AIM: Extract every record, keeping each one exactly as it is.

DATA PROVIDED:

***

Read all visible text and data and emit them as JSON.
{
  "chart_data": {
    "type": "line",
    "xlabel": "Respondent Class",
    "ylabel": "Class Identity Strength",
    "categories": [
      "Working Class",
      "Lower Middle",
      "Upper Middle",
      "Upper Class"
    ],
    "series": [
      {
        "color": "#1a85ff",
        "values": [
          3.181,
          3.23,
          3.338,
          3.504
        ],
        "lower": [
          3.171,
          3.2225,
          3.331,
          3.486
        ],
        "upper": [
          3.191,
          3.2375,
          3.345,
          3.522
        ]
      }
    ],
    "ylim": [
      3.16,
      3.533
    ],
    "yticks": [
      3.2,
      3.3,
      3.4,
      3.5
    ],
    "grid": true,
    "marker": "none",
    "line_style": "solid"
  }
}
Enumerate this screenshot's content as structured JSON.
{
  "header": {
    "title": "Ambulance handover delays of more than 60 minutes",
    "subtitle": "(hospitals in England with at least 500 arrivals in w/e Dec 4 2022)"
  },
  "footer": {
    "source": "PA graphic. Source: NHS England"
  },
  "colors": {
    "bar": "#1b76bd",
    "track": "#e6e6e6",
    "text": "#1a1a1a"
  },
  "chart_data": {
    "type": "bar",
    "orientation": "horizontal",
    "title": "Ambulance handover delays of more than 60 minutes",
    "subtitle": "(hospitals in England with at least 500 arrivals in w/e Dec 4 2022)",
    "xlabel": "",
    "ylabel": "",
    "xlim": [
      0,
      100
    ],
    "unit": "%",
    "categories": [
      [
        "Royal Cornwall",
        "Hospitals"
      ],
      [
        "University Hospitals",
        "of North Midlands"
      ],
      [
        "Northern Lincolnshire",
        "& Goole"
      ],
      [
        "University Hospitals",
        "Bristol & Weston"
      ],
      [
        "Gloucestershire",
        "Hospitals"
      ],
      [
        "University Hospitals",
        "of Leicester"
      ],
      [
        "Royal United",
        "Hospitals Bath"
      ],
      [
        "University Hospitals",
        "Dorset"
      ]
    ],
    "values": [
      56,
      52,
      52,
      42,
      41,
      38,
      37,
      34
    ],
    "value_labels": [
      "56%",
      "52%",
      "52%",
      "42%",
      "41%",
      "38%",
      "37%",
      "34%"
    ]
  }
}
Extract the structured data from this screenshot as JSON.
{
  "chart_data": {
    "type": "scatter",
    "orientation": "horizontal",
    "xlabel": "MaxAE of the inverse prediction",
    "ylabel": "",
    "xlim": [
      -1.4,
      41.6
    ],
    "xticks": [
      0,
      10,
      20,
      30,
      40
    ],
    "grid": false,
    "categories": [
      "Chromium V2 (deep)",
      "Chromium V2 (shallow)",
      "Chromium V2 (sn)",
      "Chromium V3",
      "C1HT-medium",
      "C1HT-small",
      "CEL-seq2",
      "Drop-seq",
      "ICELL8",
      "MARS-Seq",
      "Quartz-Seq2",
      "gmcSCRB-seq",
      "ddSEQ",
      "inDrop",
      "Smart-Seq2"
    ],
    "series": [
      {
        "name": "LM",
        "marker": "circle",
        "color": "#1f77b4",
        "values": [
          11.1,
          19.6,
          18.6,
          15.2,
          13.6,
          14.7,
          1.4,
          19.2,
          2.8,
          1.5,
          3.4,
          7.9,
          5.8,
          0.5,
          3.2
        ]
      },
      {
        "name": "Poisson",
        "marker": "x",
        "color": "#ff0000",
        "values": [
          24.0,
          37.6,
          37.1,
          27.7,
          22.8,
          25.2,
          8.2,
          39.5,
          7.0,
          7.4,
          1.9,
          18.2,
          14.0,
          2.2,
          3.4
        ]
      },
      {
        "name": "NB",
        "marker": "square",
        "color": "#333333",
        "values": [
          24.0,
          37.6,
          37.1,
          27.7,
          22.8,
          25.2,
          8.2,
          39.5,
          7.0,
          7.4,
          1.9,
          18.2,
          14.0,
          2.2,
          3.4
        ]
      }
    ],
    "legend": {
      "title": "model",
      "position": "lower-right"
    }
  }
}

***

RIGHT ANSWER:
Read all visible text and data and emit them as JSON.
{
  "chart_data": {
    "type": "line",
    "xlabel": "Respondent Class",
    "ylabel": "Class Identity Strength",
    "categories": [
      "Working Class",
      "Lower Middle",
      "Upper Middle",
      "Upper Class"
    ],
    "series": [
      {
        "color": "#1a85ff",
        "values": [
          3.181,
          3.23,
          3.338,
          3.504
        ],
        "lower": [
          3.171,
          3.2225,
          3.331,
          3.486
        ],
        "upper": [
          3.191,
          3.2375,
          3.345,
          3.522
        ]
      }
    ],
    "ylim": [
      3.16,
      3.533
    ],
    "yticks": [
      3.2,
      3.3,
      3.4,
      3.5
    ],
    "grid": true,
    "marker": "none",
    "line_style": "solid"
  }
}
Enumerate this screenshot's content as structured JSON.
{
  "header": {
    "title": "Ambulance handover delays of more than 60 minutes",
    "subtitle": "(hospitals in England with at least 500 arrivals in w/e Dec 4 2022)"
  },
  "footer": {
    "source": "PA graphic. Source: NHS England"
  },
  "colors": {
    "bar": "#1b76bd",
    "track": "#e6e6e6",
    "text": "#1a1a1a"
  },
  "chart_data": {
    "type": "bar",
    "orientation": "horizontal",
    "title": "Ambulance handover delays of more than 60 minutes",
    "subtitle": "(hospitals in England with at least 500 arrivals in w/e Dec 4 2022)",
    "xlabel": "",
    "ylabel": "",
    "xlim": [
      0,
      100
    ],
    "unit": "%",
    "categories": [
      [
        "Royal Cornwall",
        "Hospitals"
      ],
      [
        "University Hospitals",
        "of North Midlands"
      ],
      [
        "Northern Lincolnshire",
        "& Goole"
      ],
      [
        "University Hospitals",
        "Bristol & Weston"
      ],
      [
        "Gloucestershire",
        "Hospitals"
      ],
      [
        "University Hospitals",
        "of Leicester"
      ],
      [
        "Royal United",
        "Hospitals Bath"
      ],
      [
        "University Hospitals",
        "Dorset"
      ]
    ],
    "values": [
      56,
      52,
      52,
      42,
      41,
      38,
      37,
      34
    ],
    "value_labels": [
      "56%",
      "52%",
      "52%",
      "42%",
      "41%",
      "38%",
      "37%",
      "34%"
    ]
  }
}
Extract the structured data from this screenshot as JSON.
{
  "chart_data": {
    "type": "scatter",
    "orientation": "horizontal",
    "xlabel": "MaxAE of the inverse prediction",
    "ylabel": "",
    "xlim": [
      -1.4,
      41.6
    ],
    "xticks": [
      0,
      10,
      20,
      30,
      40
    ],
    "grid": false,
    "categories": [
      "Chromium V2 (deep)",
      "Chromium V2 (shallow)",
      "Chromium V2 (sn)",
      "Chromium V3",
      "C1HT-medium",
      "C1HT-small",
      "CEL-seq2",
      "Drop-seq",
      "ICELL8",
      "MARS-Seq",
      "Quartz-Seq2",
      "gmcSCRB-seq",
      "ddSEQ",
      "inDrop",
      "Smart-Seq2"
    ],
    "series": [
      {
        "name": "LM",
        "marker": "circle",
        "color": "#1f77b4",
        "values": [
          11.1,
          19.6,
          18.6,
          15.2,
          13.6,
          14.7,
          1.4,
          19.2,
          2.8,
          1.5,
          3.4,
          7.9,
          5.8,
          0.5,
          3.2
        ]
      },
      {
        "name": "Poisson",
        "marker": "x",
        "color": "#ff0000",
        "values": [
          24.0,
          37.6,
          37.1,
          27.7,
          22.8,
          25.2,
          8.2,
          39.5,
          7.0,
          7.4,
          1.9,
          18.2,
          14.0,
          2.2,
          3.4
        ]
      },
      {
        "name": "NB",
        "marker": "square",
        "color": "#333333",
        "values": [
          24.0,
          37.6,
          37.1,
          27.7,
          22.8,
          25.2,
          8.2,
          39.5,
          7.0,
          7.4,
          1.9,
          18.2,
          14.0,
          2.2,
          3.4
        ]
      }
    ],
    "legend": {
      "title": "model",
      "position": "lower-right"
    }
  }
}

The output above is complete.